* [Source text]
Consider the following class dictionary called TraversalPP:

TraversalPP = 
  "traversal-pp"
  <returnType> ClassName
  FunctionName
  Args
  Body.
Body 		= "{" Initialize Traversal VisitorMethods "}".
Initialize 	= "initialize" JavaCode.
Traversal 	: Simple | Compound.
Simple = 	[ From ] Constraints To.
Compound = 	Op Traversals.
Op 		: Join.
Join 		= "join".
From 		= "from" <source> ClassName.
To 		= "to" <target> ClassName.
Constraint 	= [<b> Bypassing] <t> Through.
Bypassing 	= "bypassing" Edges.
Through 	= "through" Edges.
Edge 		= "->" <from> ClassName 
		       <l> LabelName <to2> ClassName.
Arg             = <typ> JavaTypeName  <arg> Variable.
VisitorMethod 	: Before | After 
			*common* <hosts> ClassNames JavaCode.
Before          = "before".
After           = "after".


// Terminal-Buffer rule
ClassName 		= <n> Ident.
JavaTypeName            = <name> Ident.
Variable                = <name> Ident.
LabelName               = <name> Ident.
FunctionName            = <name> Ident.
JavaCode                = <code> Text.

// Repetition-Buffer rule
Args            = "(" [ <l> CList(Arg) ] ")".
ClassNames 	= "{" <l> CList(ClassName) "}".
VisitorMethods 	=  <l> NList(VisitorMethod) .
Traversals 	= "(" <l> CList(Traversal) ")".
Edges 		= <l> NList(Edge).
Constraints 	= <l> List(Constraint).

// Repetition classes

CList(S) 	~ S {"," S}.
NList(S) 	~ S {S}.
List(S) 	~ {S}.

Main = .

// Visitors
PrintingVisitor = .


The behavior file program.beh is:

TraversalPP {
 (@ void g_print() {
 PrintingVisitor pv = new PrintingVisitor();  
 this.t(pv);   
}
@)
traversal t(PrintingVisitor pv) {to *;}
}
Main {
(@
 static public void main(String args[])

Dataset records:
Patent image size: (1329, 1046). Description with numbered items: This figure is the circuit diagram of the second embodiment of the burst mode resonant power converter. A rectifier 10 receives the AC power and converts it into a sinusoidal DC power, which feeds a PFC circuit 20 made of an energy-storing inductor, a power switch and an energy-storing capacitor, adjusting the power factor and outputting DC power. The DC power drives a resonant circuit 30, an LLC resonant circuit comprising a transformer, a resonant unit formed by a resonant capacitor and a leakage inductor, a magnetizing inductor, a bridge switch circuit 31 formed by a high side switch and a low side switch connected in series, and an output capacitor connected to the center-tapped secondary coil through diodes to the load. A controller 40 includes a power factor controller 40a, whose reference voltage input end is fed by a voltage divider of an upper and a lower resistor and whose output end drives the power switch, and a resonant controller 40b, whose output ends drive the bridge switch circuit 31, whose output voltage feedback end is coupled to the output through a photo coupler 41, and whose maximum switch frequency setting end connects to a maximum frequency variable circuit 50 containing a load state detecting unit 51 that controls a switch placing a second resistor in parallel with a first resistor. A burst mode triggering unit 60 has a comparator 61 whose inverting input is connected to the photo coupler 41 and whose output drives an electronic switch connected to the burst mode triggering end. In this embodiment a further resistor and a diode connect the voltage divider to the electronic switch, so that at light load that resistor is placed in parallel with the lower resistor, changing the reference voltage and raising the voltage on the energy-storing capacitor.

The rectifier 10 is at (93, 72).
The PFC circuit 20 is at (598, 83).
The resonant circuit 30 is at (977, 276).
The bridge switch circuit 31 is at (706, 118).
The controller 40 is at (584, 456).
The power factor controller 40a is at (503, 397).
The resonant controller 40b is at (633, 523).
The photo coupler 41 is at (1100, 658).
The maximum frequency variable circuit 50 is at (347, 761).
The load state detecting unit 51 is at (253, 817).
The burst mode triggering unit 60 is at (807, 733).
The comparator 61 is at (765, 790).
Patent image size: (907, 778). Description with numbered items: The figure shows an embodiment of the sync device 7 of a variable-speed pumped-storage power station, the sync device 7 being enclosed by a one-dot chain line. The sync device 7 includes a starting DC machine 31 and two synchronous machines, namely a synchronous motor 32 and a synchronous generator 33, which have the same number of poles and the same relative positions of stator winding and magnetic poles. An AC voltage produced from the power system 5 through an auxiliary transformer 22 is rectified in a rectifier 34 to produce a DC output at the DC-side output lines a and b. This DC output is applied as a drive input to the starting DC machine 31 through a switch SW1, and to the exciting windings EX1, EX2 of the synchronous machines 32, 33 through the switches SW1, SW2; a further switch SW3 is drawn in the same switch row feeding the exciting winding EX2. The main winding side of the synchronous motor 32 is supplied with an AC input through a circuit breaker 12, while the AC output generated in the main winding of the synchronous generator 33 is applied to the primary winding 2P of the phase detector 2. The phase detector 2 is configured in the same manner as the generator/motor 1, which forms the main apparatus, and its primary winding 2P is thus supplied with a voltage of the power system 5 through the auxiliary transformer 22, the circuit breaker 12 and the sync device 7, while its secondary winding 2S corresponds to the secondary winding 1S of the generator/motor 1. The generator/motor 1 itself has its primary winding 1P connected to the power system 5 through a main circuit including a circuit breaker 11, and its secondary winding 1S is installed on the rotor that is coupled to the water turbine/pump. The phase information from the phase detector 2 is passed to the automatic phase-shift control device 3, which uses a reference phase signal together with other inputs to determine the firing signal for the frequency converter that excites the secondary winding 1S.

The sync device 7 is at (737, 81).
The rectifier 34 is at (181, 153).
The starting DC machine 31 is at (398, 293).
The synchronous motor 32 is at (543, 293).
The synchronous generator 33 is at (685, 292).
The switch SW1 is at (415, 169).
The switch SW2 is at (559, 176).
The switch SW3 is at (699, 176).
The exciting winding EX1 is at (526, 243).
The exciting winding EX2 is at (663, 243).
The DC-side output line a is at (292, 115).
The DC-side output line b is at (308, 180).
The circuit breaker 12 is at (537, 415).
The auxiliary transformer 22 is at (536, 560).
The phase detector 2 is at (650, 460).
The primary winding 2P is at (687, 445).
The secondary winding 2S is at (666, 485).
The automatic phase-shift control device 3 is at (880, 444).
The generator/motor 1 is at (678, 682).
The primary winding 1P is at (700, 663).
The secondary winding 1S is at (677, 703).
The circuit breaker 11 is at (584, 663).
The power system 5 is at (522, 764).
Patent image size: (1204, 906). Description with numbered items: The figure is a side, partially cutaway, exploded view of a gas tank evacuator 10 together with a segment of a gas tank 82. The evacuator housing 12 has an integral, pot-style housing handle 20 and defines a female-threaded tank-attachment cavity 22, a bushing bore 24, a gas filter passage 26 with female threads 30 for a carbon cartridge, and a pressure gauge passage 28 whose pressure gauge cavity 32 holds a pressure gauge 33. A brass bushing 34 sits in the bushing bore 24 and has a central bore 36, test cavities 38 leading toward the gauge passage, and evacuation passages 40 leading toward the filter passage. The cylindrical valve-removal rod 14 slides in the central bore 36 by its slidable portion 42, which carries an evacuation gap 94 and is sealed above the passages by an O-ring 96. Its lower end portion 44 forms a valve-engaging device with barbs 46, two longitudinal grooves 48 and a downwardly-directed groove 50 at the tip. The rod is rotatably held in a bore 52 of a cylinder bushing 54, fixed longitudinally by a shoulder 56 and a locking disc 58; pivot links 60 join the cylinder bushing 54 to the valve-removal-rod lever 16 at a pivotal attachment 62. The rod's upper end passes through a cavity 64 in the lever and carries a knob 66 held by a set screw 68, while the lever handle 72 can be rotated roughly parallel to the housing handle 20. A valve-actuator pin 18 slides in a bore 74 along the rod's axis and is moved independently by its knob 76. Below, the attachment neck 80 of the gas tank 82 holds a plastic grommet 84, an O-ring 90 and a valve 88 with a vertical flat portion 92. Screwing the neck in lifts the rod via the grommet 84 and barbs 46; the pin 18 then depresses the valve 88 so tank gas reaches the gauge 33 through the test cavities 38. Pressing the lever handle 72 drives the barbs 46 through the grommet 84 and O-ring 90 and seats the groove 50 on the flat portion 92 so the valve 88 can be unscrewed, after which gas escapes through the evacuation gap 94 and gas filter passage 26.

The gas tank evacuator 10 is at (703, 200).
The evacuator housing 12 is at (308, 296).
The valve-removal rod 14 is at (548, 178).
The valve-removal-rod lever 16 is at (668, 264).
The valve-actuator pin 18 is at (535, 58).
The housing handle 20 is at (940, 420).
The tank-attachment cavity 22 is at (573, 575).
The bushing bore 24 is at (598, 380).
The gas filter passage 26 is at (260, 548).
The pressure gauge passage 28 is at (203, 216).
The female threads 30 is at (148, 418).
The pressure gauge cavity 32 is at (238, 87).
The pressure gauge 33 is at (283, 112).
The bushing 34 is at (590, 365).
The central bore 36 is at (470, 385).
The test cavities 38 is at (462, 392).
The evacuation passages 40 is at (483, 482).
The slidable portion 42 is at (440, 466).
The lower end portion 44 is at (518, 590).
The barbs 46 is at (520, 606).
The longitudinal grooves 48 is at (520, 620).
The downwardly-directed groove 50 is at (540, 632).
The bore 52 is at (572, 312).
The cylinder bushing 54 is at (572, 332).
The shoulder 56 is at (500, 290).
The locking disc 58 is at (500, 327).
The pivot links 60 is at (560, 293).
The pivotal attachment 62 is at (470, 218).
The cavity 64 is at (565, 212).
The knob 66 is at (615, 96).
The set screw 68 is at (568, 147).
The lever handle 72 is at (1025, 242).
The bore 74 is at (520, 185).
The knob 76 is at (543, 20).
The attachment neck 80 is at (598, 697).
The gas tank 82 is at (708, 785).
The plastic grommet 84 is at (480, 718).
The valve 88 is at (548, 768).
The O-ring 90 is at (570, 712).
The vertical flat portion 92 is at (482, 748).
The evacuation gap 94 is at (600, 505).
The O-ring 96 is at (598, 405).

* [Problems and tasks]
(a) In the TraversalPP listing, what is the name of the behavior file?
(b) Carry on the TraversalPP listing from its last line.

* [Responses to the tasks]
(a) program.beh

(b)
throws Exception {
TraversalPP a = TraversalPP.parse(System.in);
 a.g_print(); 
 System.out.println("  ");  
}
     @)
   }
PrintingVisitor{
before TraversalPP (@ System.out.println(" traversal-pp  "); @)
after TraversalPP (@ System.out.println("  "); @)
before Body (@ System.out.println(" {  "); @)
after Body (@ System.out.println(" }  "); @)
before Initialize (@ System.out.println(" initialize  "); @)
before Join (@ System.out.println(" join  "); @)
before From (@ System.out.println(" from  "); @)
before To (@ System.out.println(" to  "); @)
before Bypassing (@ System.out.println(" bypassing  "); @)
before Through (@ System.out.println(" through  "); @)
before Edge (@ System.out.println(" ->  "); @)
before Before (@ System.out.println(" before  "); @)
before After (@ System.out.println(" after  "); @)
before ClassName (@ System.out.println
  ("  " + host.get_n() + "   "); @)
before JavaTypeName (@ System.out.println
  ("  " + host.get_name() + "   "); @)
before Variable (@ System.out.println
  ("  " + host.get_name() + "   "); @)
before LabelName (@ System.out.println
  ("  " + host.get_name() + "   "); @)
before FunctionName (@ System.out.println
  ("  " + host.get_name() + "   "); @)
before JavaCode (@ System.out.println
  ("  " + "(" + "@" +  host.get_code() + "@" + ")" + "  "); @)
before Args (@ System.out.println(" (  "); @)
after Args (@ System.out.println(" )  "); @)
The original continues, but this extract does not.